[Problem statement]: Select every line containing the word "chevron" from the material, and copy those lines.

[Data provided]:

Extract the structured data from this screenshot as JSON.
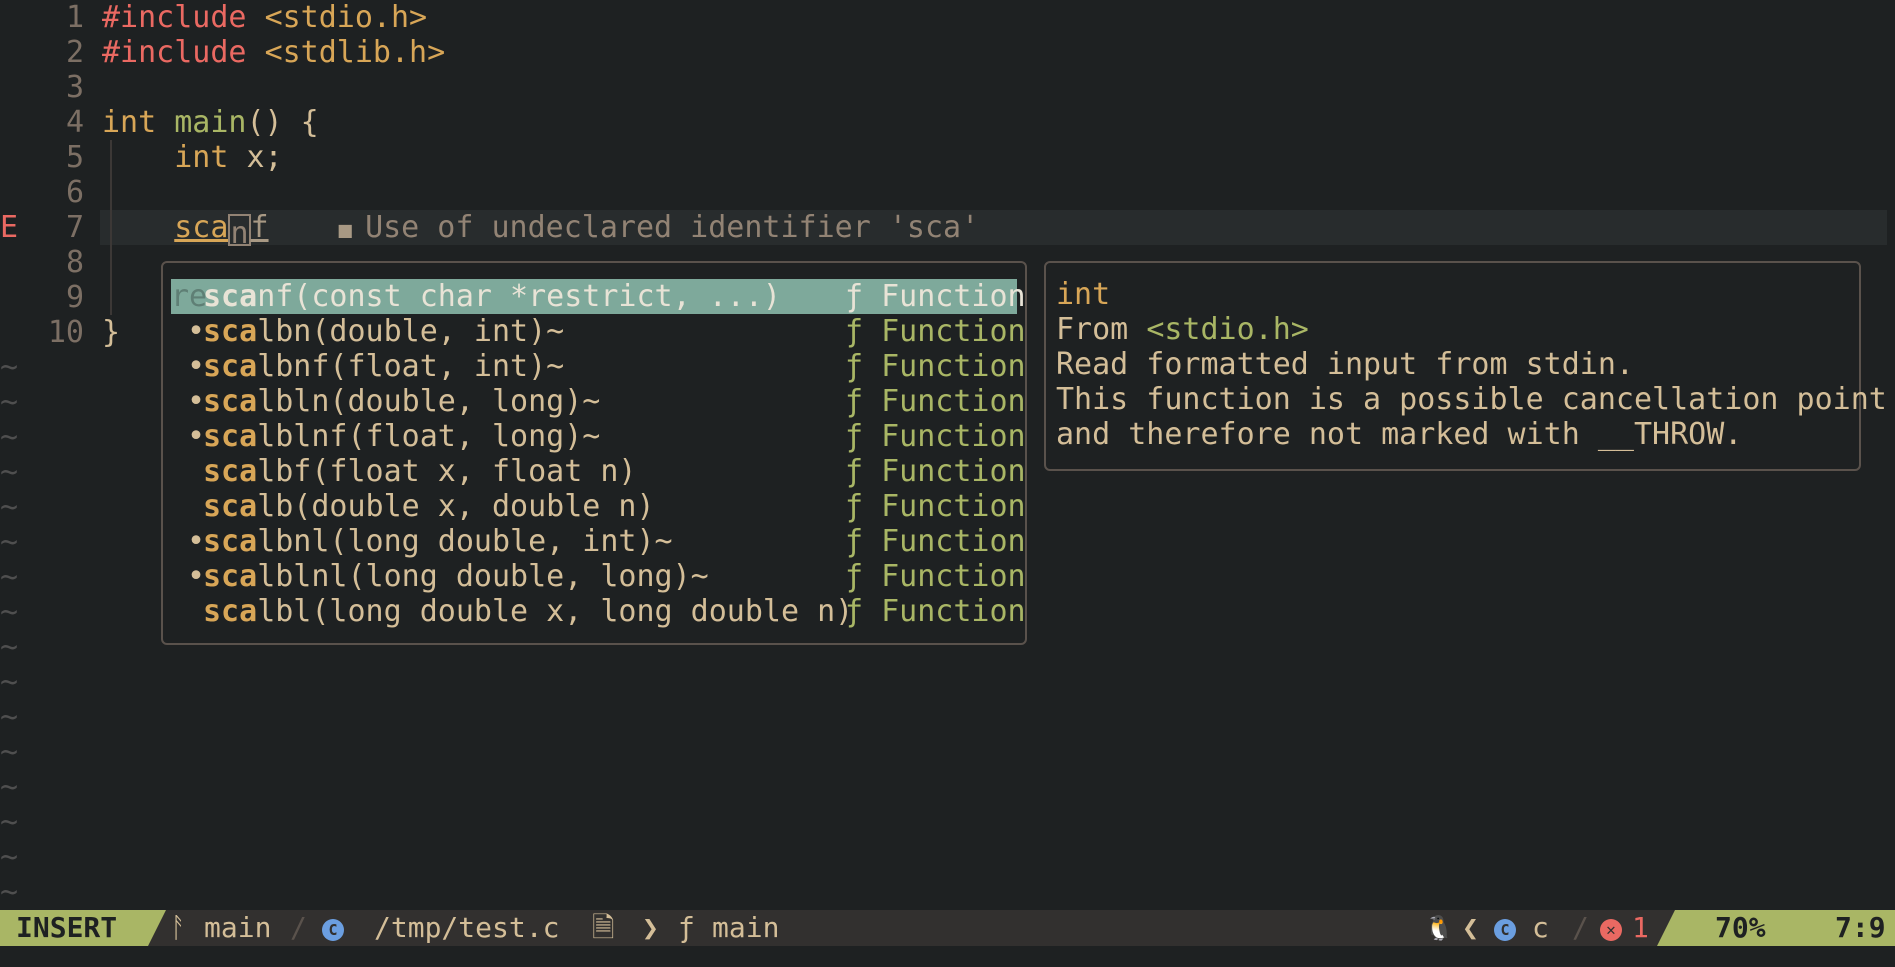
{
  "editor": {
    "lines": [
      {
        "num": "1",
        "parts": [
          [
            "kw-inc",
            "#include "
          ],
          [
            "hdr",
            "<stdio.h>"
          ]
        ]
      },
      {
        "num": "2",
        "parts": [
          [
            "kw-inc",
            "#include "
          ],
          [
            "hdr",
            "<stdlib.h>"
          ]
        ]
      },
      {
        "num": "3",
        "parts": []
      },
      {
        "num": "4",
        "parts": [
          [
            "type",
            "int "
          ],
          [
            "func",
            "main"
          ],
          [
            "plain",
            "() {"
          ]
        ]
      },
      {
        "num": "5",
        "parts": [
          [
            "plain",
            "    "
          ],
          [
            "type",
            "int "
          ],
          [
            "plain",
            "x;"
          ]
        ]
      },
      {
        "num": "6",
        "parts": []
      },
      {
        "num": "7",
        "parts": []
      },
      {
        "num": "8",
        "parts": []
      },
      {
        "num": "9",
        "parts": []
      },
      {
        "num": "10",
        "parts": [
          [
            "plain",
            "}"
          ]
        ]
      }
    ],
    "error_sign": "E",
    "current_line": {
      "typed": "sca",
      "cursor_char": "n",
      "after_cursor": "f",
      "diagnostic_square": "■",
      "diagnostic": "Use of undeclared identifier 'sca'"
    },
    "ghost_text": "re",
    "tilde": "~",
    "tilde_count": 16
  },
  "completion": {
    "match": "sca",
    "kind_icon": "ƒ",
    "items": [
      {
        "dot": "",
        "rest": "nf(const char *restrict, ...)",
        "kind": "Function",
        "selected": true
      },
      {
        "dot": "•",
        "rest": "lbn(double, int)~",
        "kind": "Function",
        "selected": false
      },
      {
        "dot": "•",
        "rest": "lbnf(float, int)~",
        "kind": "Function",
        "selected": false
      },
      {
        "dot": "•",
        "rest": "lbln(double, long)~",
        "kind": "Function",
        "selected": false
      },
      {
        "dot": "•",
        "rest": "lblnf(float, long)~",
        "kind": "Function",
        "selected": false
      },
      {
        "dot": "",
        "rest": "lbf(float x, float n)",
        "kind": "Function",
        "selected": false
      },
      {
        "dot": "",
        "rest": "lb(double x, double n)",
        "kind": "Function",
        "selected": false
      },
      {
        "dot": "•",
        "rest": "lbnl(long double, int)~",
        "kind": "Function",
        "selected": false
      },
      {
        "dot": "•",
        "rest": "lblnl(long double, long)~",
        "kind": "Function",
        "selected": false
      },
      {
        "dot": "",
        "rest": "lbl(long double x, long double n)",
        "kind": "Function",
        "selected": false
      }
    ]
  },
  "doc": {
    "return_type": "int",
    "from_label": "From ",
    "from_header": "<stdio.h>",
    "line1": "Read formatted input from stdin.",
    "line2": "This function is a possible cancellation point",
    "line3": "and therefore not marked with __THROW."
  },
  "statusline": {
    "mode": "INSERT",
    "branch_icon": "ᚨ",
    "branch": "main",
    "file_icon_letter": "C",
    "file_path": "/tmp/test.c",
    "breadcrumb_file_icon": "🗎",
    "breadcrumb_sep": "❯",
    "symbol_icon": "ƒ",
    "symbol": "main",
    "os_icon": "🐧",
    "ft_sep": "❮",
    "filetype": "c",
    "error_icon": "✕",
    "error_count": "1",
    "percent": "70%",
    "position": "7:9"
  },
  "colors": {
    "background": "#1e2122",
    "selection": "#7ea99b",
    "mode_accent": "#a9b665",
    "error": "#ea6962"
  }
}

==

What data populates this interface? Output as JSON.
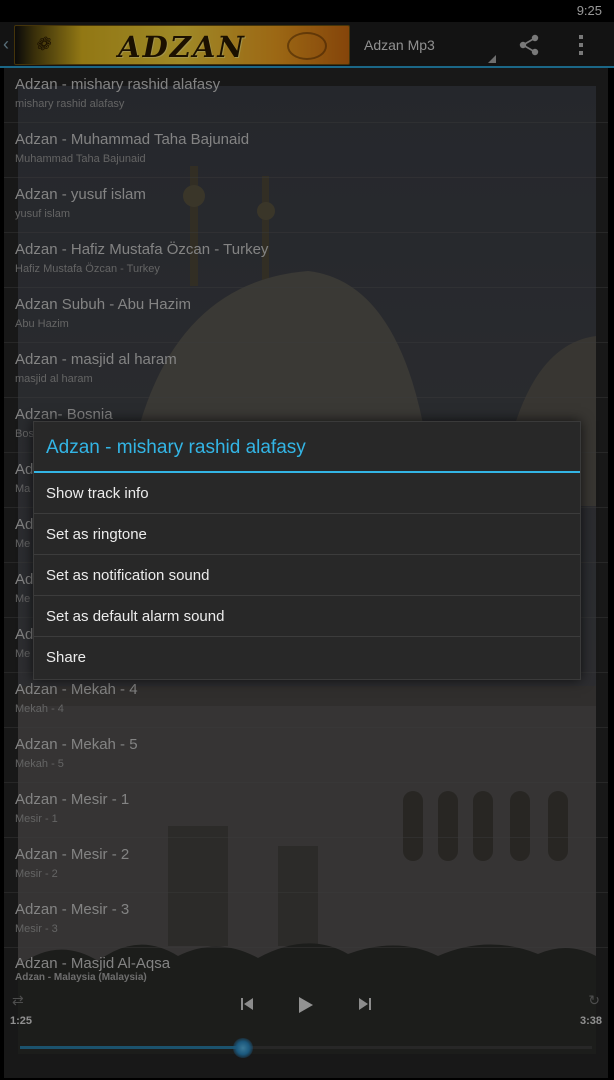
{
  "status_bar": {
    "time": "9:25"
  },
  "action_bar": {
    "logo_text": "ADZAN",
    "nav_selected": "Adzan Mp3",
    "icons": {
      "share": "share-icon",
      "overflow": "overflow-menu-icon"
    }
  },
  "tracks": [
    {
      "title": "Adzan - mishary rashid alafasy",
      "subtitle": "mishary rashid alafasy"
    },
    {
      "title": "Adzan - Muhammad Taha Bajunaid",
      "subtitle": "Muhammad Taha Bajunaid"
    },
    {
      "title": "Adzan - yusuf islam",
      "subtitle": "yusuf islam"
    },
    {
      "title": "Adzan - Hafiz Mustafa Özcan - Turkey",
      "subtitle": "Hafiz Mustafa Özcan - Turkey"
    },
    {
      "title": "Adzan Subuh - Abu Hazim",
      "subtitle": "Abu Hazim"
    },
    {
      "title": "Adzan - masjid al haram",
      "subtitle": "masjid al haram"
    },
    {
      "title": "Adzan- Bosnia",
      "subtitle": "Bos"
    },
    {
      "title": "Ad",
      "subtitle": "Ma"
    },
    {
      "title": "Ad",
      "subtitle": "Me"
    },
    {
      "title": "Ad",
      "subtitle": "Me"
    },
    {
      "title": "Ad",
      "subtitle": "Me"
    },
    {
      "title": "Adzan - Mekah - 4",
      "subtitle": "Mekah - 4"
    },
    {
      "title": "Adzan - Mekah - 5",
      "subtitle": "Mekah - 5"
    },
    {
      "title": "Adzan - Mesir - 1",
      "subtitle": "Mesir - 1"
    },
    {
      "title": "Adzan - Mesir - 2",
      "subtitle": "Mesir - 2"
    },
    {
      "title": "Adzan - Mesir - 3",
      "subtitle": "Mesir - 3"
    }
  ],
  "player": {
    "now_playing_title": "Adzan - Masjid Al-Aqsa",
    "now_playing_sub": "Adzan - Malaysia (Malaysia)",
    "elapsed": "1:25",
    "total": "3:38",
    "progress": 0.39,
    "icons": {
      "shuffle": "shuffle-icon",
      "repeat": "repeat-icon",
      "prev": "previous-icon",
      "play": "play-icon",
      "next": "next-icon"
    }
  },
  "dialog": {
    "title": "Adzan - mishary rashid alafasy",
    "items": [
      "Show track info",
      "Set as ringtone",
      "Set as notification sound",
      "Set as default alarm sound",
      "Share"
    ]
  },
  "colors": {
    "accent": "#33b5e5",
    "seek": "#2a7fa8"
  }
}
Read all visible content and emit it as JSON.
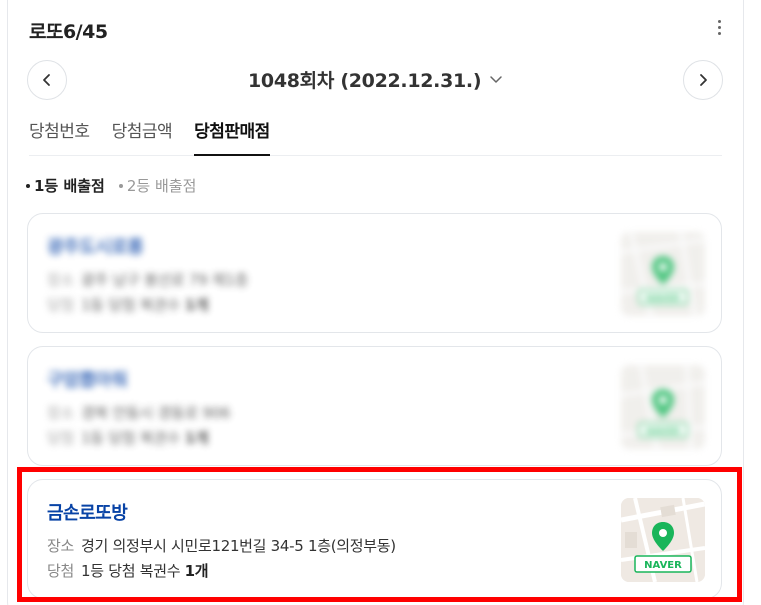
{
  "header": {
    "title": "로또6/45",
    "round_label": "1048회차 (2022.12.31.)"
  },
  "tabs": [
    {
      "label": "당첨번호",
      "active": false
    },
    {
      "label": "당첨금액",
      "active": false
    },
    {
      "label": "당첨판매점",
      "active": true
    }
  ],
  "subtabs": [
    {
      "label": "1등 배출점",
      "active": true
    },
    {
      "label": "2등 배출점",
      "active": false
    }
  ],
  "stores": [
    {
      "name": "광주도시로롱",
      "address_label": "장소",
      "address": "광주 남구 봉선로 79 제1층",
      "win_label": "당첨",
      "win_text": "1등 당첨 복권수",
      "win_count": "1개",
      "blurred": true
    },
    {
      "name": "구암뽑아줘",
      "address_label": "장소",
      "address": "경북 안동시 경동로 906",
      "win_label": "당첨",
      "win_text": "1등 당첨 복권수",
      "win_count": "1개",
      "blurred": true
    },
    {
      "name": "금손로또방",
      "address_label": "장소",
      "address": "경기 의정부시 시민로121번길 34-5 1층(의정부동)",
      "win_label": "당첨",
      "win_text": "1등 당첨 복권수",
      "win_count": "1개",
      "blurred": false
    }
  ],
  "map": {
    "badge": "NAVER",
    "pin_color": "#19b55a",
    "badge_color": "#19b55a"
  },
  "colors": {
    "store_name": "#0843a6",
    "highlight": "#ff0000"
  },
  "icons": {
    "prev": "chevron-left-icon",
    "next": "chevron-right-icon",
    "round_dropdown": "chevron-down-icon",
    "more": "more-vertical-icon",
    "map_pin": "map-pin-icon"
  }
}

[Solved exercise]:
    "prev": "chevron-left-icon",
    "next": "chevron-right-icon",
    "round_dropdown": "chevron-down-icon",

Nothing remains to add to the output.